- [Input]
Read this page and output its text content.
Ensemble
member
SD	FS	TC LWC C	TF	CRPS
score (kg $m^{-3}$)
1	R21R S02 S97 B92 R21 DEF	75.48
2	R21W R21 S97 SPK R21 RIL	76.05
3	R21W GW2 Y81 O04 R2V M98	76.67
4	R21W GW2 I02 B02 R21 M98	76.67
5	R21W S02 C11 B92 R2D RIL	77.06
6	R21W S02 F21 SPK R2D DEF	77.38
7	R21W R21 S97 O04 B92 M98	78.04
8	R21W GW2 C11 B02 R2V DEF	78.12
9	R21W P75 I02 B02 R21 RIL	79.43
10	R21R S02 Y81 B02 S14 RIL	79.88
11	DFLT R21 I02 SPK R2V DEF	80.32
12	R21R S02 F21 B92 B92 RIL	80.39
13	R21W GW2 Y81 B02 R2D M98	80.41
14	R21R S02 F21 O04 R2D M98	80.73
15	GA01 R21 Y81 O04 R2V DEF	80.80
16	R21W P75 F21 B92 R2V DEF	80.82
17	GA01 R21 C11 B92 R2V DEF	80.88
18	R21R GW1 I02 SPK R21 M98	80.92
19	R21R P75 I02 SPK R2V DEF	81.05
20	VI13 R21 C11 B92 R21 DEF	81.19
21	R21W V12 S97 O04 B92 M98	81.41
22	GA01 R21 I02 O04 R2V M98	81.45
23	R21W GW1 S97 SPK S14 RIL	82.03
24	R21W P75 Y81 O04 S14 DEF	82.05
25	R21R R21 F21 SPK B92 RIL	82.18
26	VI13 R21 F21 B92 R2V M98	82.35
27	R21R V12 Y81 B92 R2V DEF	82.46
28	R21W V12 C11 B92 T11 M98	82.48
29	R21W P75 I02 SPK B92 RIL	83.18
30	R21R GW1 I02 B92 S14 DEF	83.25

- [Description of the task]
Write down the full listing again, exactly.

- [Task response]
Read this page and output its text content.
Ensemble
member
SD	FS	TC LWC C	TF	CRPS
score (kg $m^{-3}$)
1	R21R S02 S97 B92 R21 DEF	75.48
2	R21W R21 S97 SPK R21 RIL	76.05
3	R21W GW2 Y81 O04 R2V M98	76.67
4	R21W GW2 I02 B02 R21 M98	76.67
5	R21W S02 C11 B92 R2D RIL	77.06
6	R21W S02 F21 SPK R2D DEF	77.38
7	R21W R21 S97 O04 B92 M98	78.04
8	R21W GW2 C11 B02 R2V DEF	78.12
9	R21W P75 I02 B02 R21 RIL	79.43
10	R21R S02 Y81 B02 S14 RIL	79.88
11	DFLT R21 I02 SPK R2V DEF	80.32
12	R21R S02 F21 B92 B92 RIL	80.39
13	R21W GW2 Y81 B02 R2D M98	80.41
14	R21R S02 F21 O04 R2D M98	80.73
15	GA01 R21 Y81 O04 R2V DEF	80.80
16	R21W P75 F21 B92 R2V DEF	80.82
17	GA01 R21 C11 B92 R2V DEF	80.88
18	R21R GW1 I02 SPK R21 M98	80.92
19	R21R P75 I02 SPK R2V DEF	81.05
20	VI13 R21 C11 B92 R21 DEF	81.19
21	R21W V12 S97 O04 B92 M98	81.41
22	GA01 R21 I02 O04 R2V M98	81.45
23	R21W GW1 S97 SPK S14 RIL	82.03
24	R21W P75 Y81 O04 S14 DEF	82.05
25	R21R R21 F21 SPK B92 RIL	82.18
26	VI13 R21 F21 B92 R2V M98	82.35
27	R21R V12 Y81 B92 R2V DEF	82.46
28	R21W V12 C11 B92 T11 M98	82.48
29	R21W P75 I02 SPK B92 RIL	83.18
30	R21R GW1 I02 B92 S14 DEF	83.25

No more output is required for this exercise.